Verbatim output of all the material below is required.

__Stored records__:
▬▬▬▬▬▬

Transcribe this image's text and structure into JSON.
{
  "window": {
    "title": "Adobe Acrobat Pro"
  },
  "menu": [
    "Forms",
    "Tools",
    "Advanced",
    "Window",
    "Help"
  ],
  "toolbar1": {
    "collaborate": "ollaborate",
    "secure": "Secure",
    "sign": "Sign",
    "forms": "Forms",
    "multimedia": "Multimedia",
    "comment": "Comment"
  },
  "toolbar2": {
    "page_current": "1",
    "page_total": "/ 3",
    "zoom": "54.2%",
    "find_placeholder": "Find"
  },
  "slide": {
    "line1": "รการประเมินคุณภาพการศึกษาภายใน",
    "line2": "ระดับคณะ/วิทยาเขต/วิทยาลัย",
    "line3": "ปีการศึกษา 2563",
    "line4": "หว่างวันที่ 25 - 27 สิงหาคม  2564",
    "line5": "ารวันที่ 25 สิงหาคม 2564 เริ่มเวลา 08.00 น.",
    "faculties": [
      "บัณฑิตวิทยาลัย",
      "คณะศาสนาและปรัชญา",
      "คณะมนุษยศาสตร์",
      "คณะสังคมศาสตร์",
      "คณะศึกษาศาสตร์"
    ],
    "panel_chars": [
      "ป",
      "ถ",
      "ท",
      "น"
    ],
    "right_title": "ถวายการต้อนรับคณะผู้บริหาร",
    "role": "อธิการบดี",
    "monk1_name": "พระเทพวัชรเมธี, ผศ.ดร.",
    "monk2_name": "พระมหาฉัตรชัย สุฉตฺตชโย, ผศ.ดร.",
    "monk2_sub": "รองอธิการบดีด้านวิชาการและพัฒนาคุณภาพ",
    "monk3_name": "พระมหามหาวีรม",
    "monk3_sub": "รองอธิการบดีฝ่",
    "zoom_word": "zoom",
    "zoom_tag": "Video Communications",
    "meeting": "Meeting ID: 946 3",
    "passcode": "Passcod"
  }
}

▬▬▬▬▬▬

__Response for this exercise__:
Transcribe this image's text and structure into JSON.
{
  "window": {
    "title": "Adobe Acrobat Pro"
  },
  "menu": [
    "Forms",
    "Tools",
    "Advanced",
    "Window",
    "Help"
  ],
  "toolbar1": {
    "collaborate": "ollaborate",
    "secure": "Secure",
    "sign": "Sign",
    "forms": "Forms",
    "multimedia": "Multimedia",
    "comment": "Comment"
  },
  "toolbar2": {
    "page_current": "1",
    "page_total": "/ 3",
    "zoom": "54.2%",
    "find_placeholder": "Find"
  },
  "slide": {
    "line1": "รการประเมินคุณภาพการศึกษาภายใน",
    "line2": "ระดับคณะ/วิทยาเขต/วิทยาลัย",
    "line3": "ปีการศึกษา 2563",
    "line4": "หว่างวันที่ 25 - 27 สิงหาคม  2564",
    "line5": "ารวันที่ 25 สิงหาคม 2564 เริ่มเวลา 08.00 น.",
    "faculties": [
      "บัณฑิตวิทยาลัย",
      "คณะศาสนาและปรัชญา",
      "คณะมนุษยศาสตร์",
      "คณะสังคมศาสตร์",
      "คณะศึกษาศาสตร์"
    ],
    "panel_chars": [
      "ป",
      "ถ",
      "ท",
      "น"
    ],
    "right_title": "ถวายการต้อนรับคณะผู้บริหาร",
    "role": "อธิการบดี",
    "monk1_name": "พระเทพวัชรเมธี, ผศ.ดร.",
    "monk2_name": "พระมหาฉัตรชัย สุฉตฺตชโย, ผศ.ดร.",
    "monk2_sub": "รองอธิการบดีด้านวิชาการและพัฒนาคุณภาพ",
    "monk3_name": "พระมหามหาวีรม",
    "monk3_sub": "รองอธิการบดีฝ่",
    "zoom_word": "zoom",
    "zoom_tag": "Video Communications",
    "meeting": "Meeting ID: 946 3",
    "passcode": "Passcod"
  }
}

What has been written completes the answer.